* [PROBLEM DESCRIPTION] Quote all lines below exactly. Images stay out.

Stored entries:
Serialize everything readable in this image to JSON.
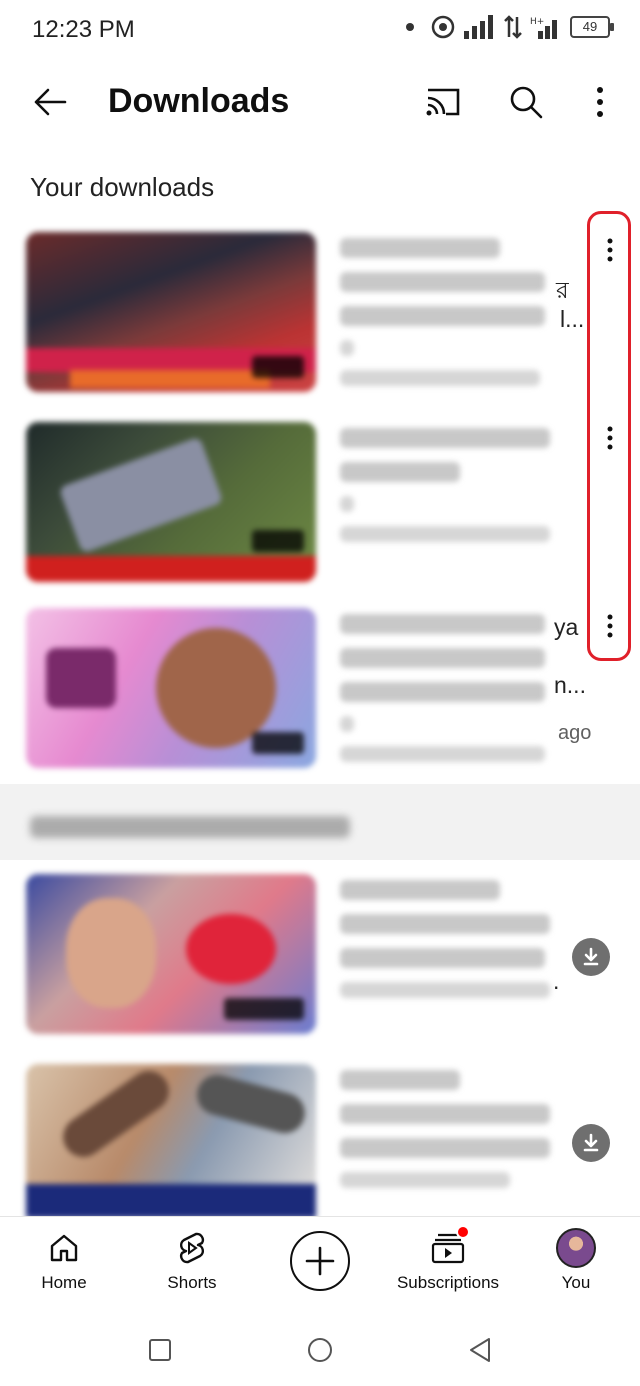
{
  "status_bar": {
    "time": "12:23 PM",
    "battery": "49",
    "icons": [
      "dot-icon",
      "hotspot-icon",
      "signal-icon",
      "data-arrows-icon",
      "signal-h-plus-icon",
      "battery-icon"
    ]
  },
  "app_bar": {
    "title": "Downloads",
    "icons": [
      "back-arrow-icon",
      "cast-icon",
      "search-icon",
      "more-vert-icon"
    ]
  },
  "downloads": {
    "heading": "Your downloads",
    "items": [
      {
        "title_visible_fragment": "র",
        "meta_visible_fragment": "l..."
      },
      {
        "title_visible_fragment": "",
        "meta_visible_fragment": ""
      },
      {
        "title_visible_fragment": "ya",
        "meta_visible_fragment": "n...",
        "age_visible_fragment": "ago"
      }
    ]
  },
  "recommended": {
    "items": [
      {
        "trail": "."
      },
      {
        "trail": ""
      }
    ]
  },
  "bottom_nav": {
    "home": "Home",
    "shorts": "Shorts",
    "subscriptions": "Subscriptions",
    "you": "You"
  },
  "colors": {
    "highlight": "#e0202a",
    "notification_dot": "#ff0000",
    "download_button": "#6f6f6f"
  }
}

* [ANSWER TO THIS TASK]
Serialize everything readable in this image to JSON.
{
  "status_bar": {
    "time": "12:23 PM",
    "battery": "49",
    "icons": [
      "dot-icon",
      "hotspot-icon",
      "signal-icon",
      "data-arrows-icon",
      "signal-h-plus-icon",
      "battery-icon"
    ]
  },
  "app_bar": {
    "title": "Downloads",
    "icons": [
      "back-arrow-icon",
      "cast-icon",
      "search-icon",
      "more-vert-icon"
    ]
  },
  "downloads": {
    "heading": "Your downloads",
    "items": [
      {
        "title_visible_fragment": "র",
        "meta_visible_fragment": "l..."
      },
      {
        "title_visible_fragment": "",
        "meta_visible_fragment": ""
      },
      {
        "title_visible_fragment": "ya",
        "meta_visible_fragment": "n...",
        "age_visible_fragment": "ago"
      }
    ]
  },
  "recommended": {
    "items": [
      {
        "trail": "."
      },
      {
        "trail": ""
      }
    ]
  },
  "bottom_nav": {
    "home": "Home",
    "shorts": "Shorts",
    "subscriptions": "Subscriptions",
    "you": "You"
  },
  "colors": {
    "highlight": "#e0202a",
    "notification_dot": "#ff0000",
    "download_button": "#6f6f6f"
  }
}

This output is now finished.